Unfairly Faulty Energy Meter Reading due to
Inappropriate Use of the Blondel Theorem
Bas ten Have
University of Twente,
Enschede, The Netherlands
email: bas.tenhave@utwente.nl
Tom Hartman
University of Twente,
Enschede, The Netherlands
email: tom.hartman@utwente.nl
Niek Moonen
University of Twente,
Enschede, The Netherlands
email: niek.moonen@utwente.nl
Frank Leferink
University of Twente, Enschede
THALES Nederland B.V., Hengelo
The Netherlands
email: frank.leferink@utwente.nl
Abstract—Energy measurements are done according to the Blondel theorem, which states that in a system containing N conductors, N-1 current sensing elements are needed to measure the energy. In energy metering for billing purposes at residences only the line current is measured. However, in this paper it is shown experimentally that discrepancies can occur, because current can flow through the protective earth. This occurred in a real one-phase low-voltage distribution system where a residual current device was not functioning properly and a leakage current could flow. This resulted in an unbalance between the line and neutral conductor and thus an inappropriate use of the Blondel theorem.
Index Terms—Blondel theorem, Distribution system, Energy measurement, Residual current device, Unbalance
I. INTRODUCTION
Measuring the energy in a polyphase system is done accord-ing to the Blondel theorem [1]. This theorem states that in a system containing N conductors, N-1 current sensing elements are sufficient to measure the electrical energy consumption.
This theorem is used in low-voltage distribution systems when metering electric energy for billing purposes at residen-tial situations [2]. For example in modern static energy meters [3], which were recently investigated because of errors in the energy readings [4].

──────

Print the part of the energy meter paper above that begins at the words "This theorem is" and stops after "energy readings [4].", copying it word for word.

# [Collected material]
──────

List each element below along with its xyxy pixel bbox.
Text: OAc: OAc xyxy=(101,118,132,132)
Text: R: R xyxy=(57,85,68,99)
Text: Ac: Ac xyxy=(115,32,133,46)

──────

# [Exercise output]
This theorem is used in low-voltage distribution systems when metering electric energy for billing purposes at residen-tial situations [2]. For example in modern static energy meters [3], which were recently investigated because of errors in the energy readings [4].